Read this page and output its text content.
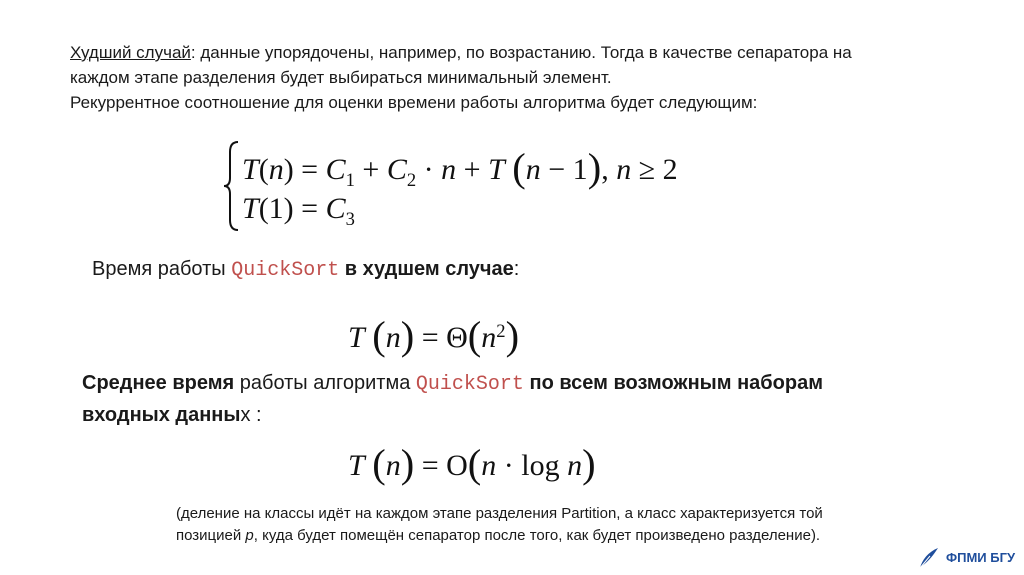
Худший случай: данные упорядочены, например, по возрастанию. Тогда в качестве сепаратора на
каждом этапе разделения будет выбираться минимальный элемент.
Рекуррентное соотношение для оценки времени работы алгоритма будет следующим:
$T(n) = C_1 + C_2 \cdot n + T$ (n − 1), n ≥ 2
$T(1) = C_3$
Время работы QuickSort в худшем случае:
T $(n) = \Theta(n^2)$
Среднее время работы алгоритма QuickSort по всем возможным наборам
входных данных :
T (n) = O(n · log n)
(деление на классы идёт на каждом этапе разделения Partition, а класс характеризуется той
позицией p, куда будет помещён сепаратор после того, как будет произведено разделение).
ФПМИ БГУ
········
**WHAT THE TASK ASKS**
Transcribe the whole listing exactly. Pictures are excluded.

**CORRECT OUTPUT**
Read this page and output its text content.
Худший случай: данные упорядочены, например, по возрастанию. Тогда в качестве сепаратора на
каждом этапе разделения будет выбираться минимальный элемент.
Рекуррентное соотношение для оценки времени работы алгоритма будет следующим:
$T(n) = C_1 + C_2 \cdot n + T$ (n − 1), n ≥ 2
$T(1) = C_3$
Время работы QuickSort в худшем случае:
T $(n) = \Theta(n^2)$
Среднее время работы алгоритма QuickSort по всем возможным наборам
входных данных :
T (n) = O(n · log n)
(деление на классы идёт на каждом этапе разделения Partition, а класс характеризуется той
позицией p, куда будет помещён сепаратор после того, как будет произведено разделение).
ФПМИ БГУ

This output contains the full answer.